- Exercise -
Show only lines that include "depuis".

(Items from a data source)
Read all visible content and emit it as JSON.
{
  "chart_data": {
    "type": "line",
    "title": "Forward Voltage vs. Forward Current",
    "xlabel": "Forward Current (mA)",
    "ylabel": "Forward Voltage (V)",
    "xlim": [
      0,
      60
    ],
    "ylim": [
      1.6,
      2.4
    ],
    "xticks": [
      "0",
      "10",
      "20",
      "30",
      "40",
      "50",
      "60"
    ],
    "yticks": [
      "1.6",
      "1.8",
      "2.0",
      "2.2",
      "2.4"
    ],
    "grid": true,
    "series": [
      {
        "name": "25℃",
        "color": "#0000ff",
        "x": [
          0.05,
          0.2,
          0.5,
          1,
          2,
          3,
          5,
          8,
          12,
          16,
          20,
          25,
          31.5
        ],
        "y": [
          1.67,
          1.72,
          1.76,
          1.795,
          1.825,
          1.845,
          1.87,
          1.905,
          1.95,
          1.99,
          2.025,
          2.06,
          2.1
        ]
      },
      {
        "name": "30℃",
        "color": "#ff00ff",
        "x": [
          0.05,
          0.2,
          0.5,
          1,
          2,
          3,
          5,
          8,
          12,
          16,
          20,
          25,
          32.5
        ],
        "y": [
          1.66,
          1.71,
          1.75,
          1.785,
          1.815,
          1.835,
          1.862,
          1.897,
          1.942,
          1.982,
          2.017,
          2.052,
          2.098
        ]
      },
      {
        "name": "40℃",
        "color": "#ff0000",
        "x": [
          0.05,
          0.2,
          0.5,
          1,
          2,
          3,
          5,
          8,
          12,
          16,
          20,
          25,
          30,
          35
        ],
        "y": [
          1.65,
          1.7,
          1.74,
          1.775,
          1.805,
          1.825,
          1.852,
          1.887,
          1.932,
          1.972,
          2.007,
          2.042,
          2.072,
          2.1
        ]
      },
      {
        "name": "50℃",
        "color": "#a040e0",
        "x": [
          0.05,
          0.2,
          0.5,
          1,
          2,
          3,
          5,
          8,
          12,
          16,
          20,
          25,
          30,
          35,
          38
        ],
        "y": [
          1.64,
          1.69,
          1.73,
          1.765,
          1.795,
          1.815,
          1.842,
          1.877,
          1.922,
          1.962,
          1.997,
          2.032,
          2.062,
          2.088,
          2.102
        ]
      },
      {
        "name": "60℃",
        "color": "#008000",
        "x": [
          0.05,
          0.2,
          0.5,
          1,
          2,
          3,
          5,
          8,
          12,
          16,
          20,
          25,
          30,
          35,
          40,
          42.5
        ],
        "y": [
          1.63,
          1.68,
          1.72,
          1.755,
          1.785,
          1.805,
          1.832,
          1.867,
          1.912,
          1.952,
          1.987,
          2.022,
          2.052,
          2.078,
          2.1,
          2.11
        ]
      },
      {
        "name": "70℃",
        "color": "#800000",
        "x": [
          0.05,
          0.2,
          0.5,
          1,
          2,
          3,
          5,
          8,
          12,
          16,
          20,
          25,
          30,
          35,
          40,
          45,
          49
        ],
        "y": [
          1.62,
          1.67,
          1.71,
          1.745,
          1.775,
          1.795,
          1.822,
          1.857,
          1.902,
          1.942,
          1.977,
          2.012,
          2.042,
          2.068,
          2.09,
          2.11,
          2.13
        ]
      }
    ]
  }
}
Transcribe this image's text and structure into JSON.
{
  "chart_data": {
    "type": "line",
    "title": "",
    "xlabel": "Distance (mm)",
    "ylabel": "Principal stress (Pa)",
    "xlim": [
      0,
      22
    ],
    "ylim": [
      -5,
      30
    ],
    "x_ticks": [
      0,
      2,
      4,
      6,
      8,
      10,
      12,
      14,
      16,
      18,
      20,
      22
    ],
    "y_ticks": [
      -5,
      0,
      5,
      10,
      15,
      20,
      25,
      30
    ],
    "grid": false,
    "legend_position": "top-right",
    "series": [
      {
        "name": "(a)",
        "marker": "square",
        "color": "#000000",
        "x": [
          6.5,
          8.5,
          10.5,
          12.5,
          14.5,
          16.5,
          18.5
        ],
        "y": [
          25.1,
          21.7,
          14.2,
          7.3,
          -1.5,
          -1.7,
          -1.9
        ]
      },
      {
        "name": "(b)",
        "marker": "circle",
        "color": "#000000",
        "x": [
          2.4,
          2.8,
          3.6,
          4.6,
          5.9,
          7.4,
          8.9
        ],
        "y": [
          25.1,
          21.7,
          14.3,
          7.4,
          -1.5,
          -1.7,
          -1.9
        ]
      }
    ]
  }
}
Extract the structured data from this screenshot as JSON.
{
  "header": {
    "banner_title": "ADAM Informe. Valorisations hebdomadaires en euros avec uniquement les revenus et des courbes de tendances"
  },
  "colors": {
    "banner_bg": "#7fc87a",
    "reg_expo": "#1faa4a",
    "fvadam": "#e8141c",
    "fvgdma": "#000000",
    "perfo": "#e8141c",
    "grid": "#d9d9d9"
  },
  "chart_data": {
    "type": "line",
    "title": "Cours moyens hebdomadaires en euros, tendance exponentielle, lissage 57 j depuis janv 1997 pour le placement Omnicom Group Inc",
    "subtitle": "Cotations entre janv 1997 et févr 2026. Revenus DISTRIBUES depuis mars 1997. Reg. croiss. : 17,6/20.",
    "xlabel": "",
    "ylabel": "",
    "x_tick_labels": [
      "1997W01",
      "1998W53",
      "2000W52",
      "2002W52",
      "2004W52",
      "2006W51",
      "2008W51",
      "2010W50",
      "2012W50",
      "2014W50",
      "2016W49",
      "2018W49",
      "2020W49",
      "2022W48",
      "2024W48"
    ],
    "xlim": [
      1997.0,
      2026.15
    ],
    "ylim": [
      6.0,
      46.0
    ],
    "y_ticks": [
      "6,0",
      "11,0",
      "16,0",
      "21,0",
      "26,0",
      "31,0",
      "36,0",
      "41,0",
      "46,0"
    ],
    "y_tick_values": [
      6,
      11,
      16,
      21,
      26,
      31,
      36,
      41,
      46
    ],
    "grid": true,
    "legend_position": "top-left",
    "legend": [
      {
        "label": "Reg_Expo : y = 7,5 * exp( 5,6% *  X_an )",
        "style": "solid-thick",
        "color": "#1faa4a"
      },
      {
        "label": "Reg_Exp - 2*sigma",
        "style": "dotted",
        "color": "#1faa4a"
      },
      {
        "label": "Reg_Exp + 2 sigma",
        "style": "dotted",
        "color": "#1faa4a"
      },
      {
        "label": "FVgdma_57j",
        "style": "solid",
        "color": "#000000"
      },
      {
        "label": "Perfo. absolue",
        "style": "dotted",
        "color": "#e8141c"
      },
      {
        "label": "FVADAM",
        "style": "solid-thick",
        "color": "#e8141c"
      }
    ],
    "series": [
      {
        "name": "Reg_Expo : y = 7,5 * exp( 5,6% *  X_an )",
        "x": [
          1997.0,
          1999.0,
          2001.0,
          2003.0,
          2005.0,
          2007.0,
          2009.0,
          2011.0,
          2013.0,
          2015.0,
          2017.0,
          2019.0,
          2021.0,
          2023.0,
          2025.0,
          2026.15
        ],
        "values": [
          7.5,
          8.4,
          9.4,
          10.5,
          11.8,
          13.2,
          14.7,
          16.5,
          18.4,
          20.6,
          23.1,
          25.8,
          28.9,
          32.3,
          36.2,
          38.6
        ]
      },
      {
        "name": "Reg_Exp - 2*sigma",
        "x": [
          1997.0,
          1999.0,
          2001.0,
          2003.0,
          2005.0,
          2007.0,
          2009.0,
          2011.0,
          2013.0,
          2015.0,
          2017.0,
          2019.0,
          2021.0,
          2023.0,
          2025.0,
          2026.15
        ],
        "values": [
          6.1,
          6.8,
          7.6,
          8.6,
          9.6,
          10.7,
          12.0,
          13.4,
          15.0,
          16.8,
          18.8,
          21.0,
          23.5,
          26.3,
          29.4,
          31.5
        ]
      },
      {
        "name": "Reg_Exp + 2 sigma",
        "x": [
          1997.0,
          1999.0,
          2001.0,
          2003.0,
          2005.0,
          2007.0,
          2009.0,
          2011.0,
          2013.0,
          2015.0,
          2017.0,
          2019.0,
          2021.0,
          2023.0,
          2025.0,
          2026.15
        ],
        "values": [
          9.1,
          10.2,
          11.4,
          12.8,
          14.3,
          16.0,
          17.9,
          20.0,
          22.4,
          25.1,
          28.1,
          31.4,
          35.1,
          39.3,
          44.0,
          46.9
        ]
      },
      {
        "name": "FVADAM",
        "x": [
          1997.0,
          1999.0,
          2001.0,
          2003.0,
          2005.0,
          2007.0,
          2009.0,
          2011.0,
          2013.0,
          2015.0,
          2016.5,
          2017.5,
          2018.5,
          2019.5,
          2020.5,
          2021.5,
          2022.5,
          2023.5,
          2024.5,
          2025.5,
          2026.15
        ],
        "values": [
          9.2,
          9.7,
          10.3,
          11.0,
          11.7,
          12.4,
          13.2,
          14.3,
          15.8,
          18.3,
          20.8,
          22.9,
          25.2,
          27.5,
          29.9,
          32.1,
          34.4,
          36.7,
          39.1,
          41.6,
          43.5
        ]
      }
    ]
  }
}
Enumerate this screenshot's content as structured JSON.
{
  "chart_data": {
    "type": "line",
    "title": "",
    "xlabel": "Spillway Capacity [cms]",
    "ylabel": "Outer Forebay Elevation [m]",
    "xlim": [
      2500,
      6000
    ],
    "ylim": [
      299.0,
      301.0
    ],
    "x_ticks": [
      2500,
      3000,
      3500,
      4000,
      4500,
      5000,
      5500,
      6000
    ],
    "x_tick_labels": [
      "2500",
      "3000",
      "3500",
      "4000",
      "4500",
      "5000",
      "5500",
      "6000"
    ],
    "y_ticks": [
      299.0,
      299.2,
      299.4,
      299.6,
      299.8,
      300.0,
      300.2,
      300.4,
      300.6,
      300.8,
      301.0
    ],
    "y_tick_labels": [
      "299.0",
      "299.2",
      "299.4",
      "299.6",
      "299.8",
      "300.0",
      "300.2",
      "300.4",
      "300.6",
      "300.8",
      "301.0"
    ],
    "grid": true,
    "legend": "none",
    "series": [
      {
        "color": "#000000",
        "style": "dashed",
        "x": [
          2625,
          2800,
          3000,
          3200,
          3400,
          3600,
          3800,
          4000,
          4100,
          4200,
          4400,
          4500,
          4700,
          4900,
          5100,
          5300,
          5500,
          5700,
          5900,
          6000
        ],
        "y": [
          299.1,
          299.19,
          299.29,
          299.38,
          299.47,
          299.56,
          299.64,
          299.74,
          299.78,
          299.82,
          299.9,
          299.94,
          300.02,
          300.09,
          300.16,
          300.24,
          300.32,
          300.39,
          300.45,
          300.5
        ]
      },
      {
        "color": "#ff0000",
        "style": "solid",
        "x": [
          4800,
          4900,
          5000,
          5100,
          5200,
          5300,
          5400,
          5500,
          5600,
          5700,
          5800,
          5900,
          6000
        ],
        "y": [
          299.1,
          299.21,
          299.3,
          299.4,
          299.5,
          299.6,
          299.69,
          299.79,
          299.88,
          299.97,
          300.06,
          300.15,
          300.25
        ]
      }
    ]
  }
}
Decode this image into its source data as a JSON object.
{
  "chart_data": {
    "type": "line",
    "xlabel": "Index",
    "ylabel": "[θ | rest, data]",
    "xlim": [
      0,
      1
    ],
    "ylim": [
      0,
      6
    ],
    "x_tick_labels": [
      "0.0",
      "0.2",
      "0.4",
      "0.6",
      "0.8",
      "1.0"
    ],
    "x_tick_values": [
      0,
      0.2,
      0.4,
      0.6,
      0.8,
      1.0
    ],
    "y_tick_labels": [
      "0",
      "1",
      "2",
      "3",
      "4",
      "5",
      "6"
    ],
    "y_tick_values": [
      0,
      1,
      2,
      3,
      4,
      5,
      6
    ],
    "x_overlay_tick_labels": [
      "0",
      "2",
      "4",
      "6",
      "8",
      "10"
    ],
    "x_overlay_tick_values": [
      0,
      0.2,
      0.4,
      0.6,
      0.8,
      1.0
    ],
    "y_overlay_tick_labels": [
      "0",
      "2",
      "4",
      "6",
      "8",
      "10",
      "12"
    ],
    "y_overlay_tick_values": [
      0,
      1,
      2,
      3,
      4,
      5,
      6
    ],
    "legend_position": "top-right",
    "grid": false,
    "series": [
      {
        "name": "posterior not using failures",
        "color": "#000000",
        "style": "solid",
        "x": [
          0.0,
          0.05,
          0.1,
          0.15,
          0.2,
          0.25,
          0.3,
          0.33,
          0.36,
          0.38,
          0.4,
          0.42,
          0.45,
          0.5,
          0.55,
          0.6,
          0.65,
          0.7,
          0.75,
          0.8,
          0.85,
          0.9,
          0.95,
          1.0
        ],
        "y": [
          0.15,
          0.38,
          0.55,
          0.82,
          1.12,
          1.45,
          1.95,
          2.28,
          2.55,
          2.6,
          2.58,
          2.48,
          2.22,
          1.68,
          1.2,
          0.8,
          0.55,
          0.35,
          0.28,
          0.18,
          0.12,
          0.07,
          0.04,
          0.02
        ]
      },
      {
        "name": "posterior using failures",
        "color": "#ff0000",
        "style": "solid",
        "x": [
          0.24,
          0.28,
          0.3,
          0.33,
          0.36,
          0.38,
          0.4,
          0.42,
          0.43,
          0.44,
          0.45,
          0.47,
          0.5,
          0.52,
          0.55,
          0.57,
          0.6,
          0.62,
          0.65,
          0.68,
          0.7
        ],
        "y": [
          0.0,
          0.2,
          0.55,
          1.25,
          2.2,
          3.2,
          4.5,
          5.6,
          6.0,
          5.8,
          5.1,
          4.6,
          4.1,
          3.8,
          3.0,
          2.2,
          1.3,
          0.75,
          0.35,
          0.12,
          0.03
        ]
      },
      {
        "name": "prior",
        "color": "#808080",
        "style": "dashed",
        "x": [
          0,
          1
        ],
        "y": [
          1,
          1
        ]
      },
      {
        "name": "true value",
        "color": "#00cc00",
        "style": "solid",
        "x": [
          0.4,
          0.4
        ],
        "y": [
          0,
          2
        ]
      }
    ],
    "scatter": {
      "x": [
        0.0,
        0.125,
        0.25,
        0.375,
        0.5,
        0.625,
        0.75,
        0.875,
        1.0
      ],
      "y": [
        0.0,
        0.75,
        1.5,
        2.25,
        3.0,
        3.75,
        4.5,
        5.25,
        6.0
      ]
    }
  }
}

- Expected answer -
    "title": "Cours moyens hebdomadaires en euros, tendance exponentielle, lissage 57 j depuis janv 1997 pour le placement Omnicom Group Inc",
    "subtitle": "Cotations entre janv 1997 et févr 2026. Revenus DISTRIBUES depuis mars 1997. Reg. croiss. : 17,6/20.",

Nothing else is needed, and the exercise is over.